__Given data__:
>> Start

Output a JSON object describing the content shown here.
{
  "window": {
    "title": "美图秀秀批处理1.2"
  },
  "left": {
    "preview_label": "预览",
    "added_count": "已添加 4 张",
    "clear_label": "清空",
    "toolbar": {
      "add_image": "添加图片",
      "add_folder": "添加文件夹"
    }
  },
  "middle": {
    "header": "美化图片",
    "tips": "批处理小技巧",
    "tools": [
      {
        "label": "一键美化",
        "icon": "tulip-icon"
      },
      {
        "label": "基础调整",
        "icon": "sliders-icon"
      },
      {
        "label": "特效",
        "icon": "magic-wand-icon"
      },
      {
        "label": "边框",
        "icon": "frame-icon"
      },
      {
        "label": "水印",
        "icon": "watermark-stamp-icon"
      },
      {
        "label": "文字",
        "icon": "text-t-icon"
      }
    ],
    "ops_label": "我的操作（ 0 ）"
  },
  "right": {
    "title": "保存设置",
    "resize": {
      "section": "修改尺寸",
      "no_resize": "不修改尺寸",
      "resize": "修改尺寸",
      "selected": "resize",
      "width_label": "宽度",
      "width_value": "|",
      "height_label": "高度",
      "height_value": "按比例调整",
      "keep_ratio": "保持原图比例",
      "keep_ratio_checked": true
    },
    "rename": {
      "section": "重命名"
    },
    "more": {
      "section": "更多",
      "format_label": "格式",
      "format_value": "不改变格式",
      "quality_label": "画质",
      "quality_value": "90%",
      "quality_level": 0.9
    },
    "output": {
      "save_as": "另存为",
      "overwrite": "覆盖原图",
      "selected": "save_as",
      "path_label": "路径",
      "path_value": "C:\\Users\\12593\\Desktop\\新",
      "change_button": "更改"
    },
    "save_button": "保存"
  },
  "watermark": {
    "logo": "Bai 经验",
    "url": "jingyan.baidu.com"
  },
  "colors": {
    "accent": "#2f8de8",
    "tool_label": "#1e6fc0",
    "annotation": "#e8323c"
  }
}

>> End

Retype the data in full and match it exactly.

__Solution__:
Output a JSON object describing the content shown here.
{
  "window": {
    "title": "美图秀秀批处理1.2"
  },
  "left": {
    "preview_label": "预览",
    "added_count": "已添加 4 张",
    "clear_label": "清空",
    "toolbar": {
      "add_image": "添加图片",
      "add_folder": "添加文件夹"
    }
  },
  "middle": {
    "header": "美化图片",
    "tips": "批处理小技巧",
    "tools": [
      {
        "label": "一键美化",
        "icon": "tulip-icon"
      },
      {
        "label": "基础调整",
        "icon": "sliders-icon"
      },
      {
        "label": "特效",
        "icon": "magic-wand-icon"
      },
      {
        "label": "边框",
        "icon": "frame-icon"
      },
      {
        "label": "水印",
        "icon": "watermark-stamp-icon"
      },
      {
        "label": "文字",
        "icon": "text-t-icon"
      }
    ],
    "ops_label": "我的操作（ 0 ）"
  },
  "right": {
    "title": "保存设置",
    "resize": {
      "section": "修改尺寸",
      "no_resize": "不修改尺寸",
      "resize": "修改尺寸",
      "selected": "resize",
      "width_label": "宽度",
      "width_value": "|",
      "height_label": "高度",
      "height_value": "按比例调整",
      "keep_ratio": "保持原图比例",
      "keep_ratio_checked": true
    },
    "rename": {
      "section": "重命名"
    },
    "more": {
      "section": "更多",
      "format_label": "格式",
      "format_value": "不改变格式",
      "quality_label": "画质",
      "quality_value": "90%",
      "quality_level": 0.9
    },
    "output": {
      "save_as": "另存为",
      "overwrite": "覆盖原图",
      "selected": "save_as",
      "path_label": "路径",
      "path_value": "C:\\Users\\12593\\Desktop\\新",
      "change_button": "更改"
    },
    "save_button": "保存"
  },
  "watermark": {
    "logo": "Bai 经验",
    "url": "jingyan.baidu.com"
  },
  "colors": {
    "accent": "#2f8de8",
    "tool_label": "#1e6fc0",
    "annotation": "#e8323c"
  }
}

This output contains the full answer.